#### Goal of the exercise:
Please retype all the records below exactly as they read.

Data items:
==================================================

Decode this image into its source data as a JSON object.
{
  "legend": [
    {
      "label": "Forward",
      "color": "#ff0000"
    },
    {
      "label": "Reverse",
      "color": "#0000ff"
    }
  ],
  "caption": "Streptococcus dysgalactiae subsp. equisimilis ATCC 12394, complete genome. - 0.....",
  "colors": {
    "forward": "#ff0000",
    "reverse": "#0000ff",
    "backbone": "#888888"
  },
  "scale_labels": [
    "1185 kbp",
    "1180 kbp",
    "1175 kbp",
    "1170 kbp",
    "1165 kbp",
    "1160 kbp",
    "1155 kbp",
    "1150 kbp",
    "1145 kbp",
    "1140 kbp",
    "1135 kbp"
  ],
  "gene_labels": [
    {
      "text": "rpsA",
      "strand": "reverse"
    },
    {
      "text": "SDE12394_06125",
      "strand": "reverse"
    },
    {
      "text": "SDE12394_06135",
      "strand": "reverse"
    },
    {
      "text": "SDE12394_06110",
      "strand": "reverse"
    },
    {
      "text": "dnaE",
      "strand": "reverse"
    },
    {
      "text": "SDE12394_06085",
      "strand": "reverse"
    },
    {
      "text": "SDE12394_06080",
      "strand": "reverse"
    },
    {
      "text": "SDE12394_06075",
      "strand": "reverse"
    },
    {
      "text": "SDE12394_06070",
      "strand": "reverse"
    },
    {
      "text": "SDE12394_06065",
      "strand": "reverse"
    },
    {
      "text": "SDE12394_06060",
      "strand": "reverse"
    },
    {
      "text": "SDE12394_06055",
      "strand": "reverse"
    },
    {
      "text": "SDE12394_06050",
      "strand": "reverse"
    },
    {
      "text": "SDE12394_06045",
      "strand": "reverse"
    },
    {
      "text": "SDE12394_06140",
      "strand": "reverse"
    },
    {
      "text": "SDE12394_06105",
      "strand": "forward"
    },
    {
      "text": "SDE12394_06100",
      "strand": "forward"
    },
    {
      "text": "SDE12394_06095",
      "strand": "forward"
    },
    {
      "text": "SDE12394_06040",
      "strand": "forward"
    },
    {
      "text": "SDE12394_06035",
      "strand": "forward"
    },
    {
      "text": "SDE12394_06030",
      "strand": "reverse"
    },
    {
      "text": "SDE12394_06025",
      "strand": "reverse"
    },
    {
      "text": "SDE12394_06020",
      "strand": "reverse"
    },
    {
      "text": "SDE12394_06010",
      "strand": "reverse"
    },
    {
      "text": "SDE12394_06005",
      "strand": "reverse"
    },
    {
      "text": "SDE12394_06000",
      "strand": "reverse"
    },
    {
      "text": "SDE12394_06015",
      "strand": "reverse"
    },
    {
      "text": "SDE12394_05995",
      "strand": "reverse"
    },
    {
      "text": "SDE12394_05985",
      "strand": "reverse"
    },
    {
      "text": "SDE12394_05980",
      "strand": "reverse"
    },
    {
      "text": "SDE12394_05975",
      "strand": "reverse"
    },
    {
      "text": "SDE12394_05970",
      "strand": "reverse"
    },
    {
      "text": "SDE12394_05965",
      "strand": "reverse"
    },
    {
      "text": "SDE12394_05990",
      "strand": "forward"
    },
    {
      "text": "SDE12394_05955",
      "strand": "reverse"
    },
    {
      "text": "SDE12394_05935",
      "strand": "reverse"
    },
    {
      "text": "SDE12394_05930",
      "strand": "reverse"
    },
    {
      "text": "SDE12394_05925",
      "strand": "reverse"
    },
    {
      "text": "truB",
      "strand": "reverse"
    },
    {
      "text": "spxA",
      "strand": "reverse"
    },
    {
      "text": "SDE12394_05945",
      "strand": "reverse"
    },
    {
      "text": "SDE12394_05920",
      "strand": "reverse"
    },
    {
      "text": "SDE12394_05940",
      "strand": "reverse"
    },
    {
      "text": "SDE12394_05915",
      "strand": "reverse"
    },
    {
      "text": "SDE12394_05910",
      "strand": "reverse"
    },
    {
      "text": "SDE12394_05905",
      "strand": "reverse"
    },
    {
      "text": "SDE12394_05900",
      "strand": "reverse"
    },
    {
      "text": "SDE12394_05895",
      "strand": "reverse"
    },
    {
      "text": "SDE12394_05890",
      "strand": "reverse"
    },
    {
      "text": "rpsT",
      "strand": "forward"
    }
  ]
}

==================================================

#### Reply to the task:
Decode this image into its source data as a JSON object.
{
  "legend": [
    {
      "label": "Forward",
      "color": "#ff0000"
    },
    {
      "label": "Reverse",
      "color": "#0000ff"
    }
  ],
  "caption": "Streptococcus dysgalactiae subsp. equisimilis ATCC 12394, complete genome. - 0.....",
  "colors": {
    "forward": "#ff0000",
    "reverse": "#0000ff",
    "backbone": "#888888"
  },
  "scale_labels": [
    "1185 kbp",
    "1180 kbp",
    "1175 kbp",
    "1170 kbp",
    "1165 kbp",
    "1160 kbp",
    "1155 kbp",
    "1150 kbp",
    "1145 kbp",
    "1140 kbp",
    "1135 kbp"
  ],
  "gene_labels": [
    {
      "text": "rpsA",
      "strand": "reverse"
    },
    {
      "text": "SDE12394_06125",
      "strand": "reverse"
    },
    {
      "text": "SDE12394_06135",
      "strand": "reverse"
    },
    {
      "text": "SDE12394_06110",
      "strand": "reverse"
    },
    {
      "text": "dnaE",
      "strand": "reverse"
    },
    {
      "text": "SDE12394_06085",
      "strand": "reverse"
    },
    {
      "text": "SDE12394_06080",
      "strand": "reverse"
    },
    {
      "text": "SDE12394_06075",
      "strand": "reverse"
    },
    {
      "text": "SDE12394_06070",
      "strand": "reverse"
    },
    {
      "text": "SDE12394_06065",
      "strand": "reverse"
    },
    {
      "text": "SDE12394_06060",
      "strand": "reverse"
    },
    {
      "text": "SDE12394_06055",
      "strand": "reverse"
    },
    {
      "text": "SDE12394_06050",
      "strand": "reverse"
    },
    {
      "text": "SDE12394_06045",
      "strand": "reverse"
    },
    {
      "text": "SDE12394_06140",
      "strand": "reverse"
    },
    {
      "text": "SDE12394_06105",
      "strand": "forward"
    },
    {
      "text": "SDE12394_06100",
      "strand": "forward"
    },
    {
      "text": "SDE12394_06095",
      "strand": "forward"
    },
    {
      "text": "SDE12394_06040",
      "strand": "forward"
    },
    {
      "text": "SDE12394_06035",
      "strand": "forward"
    },
    {
      "text": "SDE12394_06030",
      "strand": "reverse"
    },
    {
      "text": "SDE12394_06025",
      "strand": "reverse"
    },
    {
      "text": "SDE12394_06020",
      "strand": "reverse"
    },
    {
      "text": "SDE12394_06010",
      "strand": "reverse"
    },
    {
      "text": "SDE12394_06005",
      "strand": "reverse"
    },
    {
      "text": "SDE12394_06000",
      "strand": "reverse"
    },
    {
      "text": "SDE12394_06015",
      "strand": "reverse"
    },
    {
      "text": "SDE12394_05995",
      "strand": "reverse"
    },
    {
      "text": "SDE12394_05985",
      "strand": "reverse"
    },
    {
      "text": "SDE12394_05980",
      "strand": "reverse"
    },
    {
      "text": "SDE12394_05975",
      "strand": "reverse"
    },
    {
      "text": "SDE12394_05970",
      "strand": "reverse"
    },
    {
      "text": "SDE12394_05965",
      "strand": "reverse"
    },
    {
      "text": "SDE12394_05990",
      "strand": "forward"
    },
    {
      "text": "SDE12394_05955",
      "strand": "reverse"
    },
    {
      "text": "SDE12394_05935",
      "strand": "reverse"
    },
    {
      "text": "SDE12394_05930",
      "strand": "reverse"
    },
    {
      "text": "SDE12394_05925",
      "strand": "reverse"
    },
    {
      "text": "truB",
      "strand": "reverse"
    },
    {
      "text": "spxA",
      "strand": "reverse"
    },
    {
      "text": "SDE12394_05945",
      "strand": "reverse"
    },
    {
      "text": "SDE12394_05920",
      "strand": "reverse"
    },
    {
      "text": "SDE12394_05940",
      "strand": "reverse"
    },
    {
      "text": "SDE12394_05915",
      "strand": "reverse"
    },
    {
      "text": "SDE12394_05910",
      "strand": "reverse"
    },
    {
      "text": "SDE12394_05905",
      "strand": "reverse"
    },
    {
      "text": "SDE12394_05900",
      "strand": "reverse"
    },
    {
      "text": "SDE12394_05895",
      "strand": "reverse"
    },
    {
      "text": "SDE12394_05890",
      "strand": "reverse"
    },
    {
      "text": "rpsT",
      "strand": "forward"
    }
  ]
}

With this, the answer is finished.